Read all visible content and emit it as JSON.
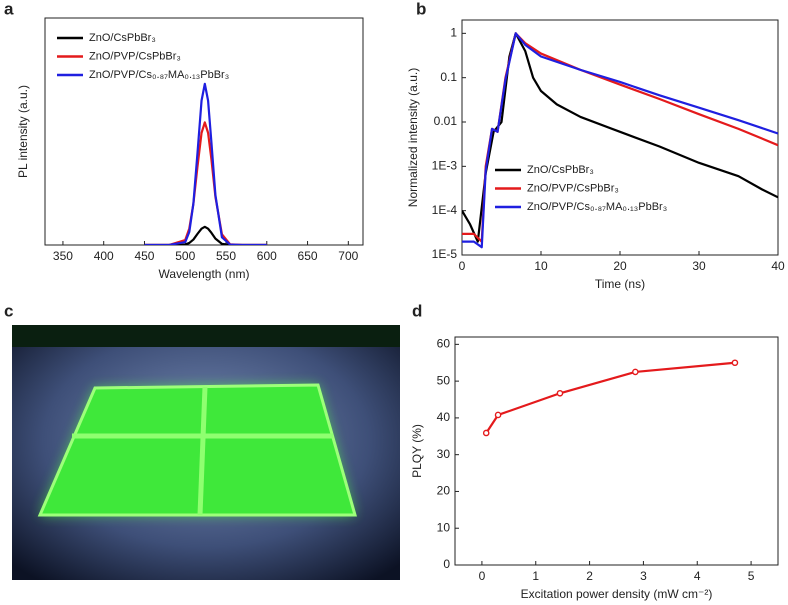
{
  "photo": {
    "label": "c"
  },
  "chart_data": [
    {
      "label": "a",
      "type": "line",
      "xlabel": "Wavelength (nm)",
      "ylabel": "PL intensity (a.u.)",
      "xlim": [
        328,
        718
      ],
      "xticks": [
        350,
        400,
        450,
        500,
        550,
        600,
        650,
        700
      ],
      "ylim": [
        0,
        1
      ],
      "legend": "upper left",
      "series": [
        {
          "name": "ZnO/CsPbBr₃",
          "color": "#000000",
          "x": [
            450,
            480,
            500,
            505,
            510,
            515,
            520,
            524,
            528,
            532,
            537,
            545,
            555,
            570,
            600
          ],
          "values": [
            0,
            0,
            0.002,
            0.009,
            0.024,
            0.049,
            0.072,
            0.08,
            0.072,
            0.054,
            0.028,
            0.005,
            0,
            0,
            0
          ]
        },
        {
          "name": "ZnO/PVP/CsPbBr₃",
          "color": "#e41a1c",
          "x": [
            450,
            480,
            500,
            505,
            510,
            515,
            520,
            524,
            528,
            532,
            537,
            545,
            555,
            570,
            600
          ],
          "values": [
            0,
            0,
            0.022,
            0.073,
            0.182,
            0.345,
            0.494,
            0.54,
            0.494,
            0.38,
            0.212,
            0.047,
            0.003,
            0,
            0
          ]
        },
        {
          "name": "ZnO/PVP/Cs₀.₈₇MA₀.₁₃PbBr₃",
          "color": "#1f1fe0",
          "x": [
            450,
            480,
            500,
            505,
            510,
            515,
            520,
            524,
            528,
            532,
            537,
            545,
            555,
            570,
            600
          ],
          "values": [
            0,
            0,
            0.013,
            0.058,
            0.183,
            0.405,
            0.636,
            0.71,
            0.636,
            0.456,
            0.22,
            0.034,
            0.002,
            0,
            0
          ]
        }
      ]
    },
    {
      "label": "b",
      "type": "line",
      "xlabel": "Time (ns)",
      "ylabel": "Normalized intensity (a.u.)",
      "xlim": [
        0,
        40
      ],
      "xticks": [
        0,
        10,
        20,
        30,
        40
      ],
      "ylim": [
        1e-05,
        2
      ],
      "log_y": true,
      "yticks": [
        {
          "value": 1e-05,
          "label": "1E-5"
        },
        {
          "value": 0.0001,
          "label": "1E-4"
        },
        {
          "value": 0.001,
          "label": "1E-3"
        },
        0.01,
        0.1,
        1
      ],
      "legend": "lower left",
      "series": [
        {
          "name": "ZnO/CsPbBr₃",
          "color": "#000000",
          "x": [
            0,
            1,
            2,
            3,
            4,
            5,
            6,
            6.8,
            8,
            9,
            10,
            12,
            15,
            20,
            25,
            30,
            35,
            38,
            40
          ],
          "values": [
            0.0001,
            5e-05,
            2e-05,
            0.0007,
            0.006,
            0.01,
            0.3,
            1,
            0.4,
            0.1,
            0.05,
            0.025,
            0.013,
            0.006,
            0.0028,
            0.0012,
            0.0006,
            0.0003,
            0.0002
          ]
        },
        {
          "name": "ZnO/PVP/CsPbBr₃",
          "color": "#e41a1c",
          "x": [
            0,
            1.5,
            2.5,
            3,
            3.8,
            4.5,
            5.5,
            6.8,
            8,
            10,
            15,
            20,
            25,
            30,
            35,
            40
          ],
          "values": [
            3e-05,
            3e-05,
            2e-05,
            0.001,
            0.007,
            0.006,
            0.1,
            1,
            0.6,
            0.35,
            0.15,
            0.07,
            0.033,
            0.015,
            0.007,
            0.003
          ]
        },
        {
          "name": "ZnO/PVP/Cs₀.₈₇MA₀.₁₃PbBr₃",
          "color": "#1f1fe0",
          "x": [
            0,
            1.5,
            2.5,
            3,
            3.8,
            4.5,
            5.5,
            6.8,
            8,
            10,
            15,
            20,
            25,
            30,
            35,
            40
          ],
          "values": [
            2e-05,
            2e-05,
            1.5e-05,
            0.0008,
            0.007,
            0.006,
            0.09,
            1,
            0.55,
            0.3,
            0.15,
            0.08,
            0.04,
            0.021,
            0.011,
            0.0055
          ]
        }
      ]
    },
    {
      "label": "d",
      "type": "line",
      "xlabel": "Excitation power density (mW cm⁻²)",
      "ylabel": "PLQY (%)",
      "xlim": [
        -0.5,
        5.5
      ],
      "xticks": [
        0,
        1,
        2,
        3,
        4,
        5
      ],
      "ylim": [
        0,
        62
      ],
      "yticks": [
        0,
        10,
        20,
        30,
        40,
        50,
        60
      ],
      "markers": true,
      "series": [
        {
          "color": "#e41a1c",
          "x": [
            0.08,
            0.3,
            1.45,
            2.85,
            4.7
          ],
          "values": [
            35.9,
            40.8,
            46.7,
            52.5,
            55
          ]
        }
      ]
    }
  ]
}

========================================================================

### [Written instruction]
Pull out every line in the material above where "ylabel" occurs.

### [Exercise answer]
      "ylabel": "PL intensity (a.u.)",
      "ylabel": "Normalized intensity (a.u.)",
      "ylabel": "PLQY (%)",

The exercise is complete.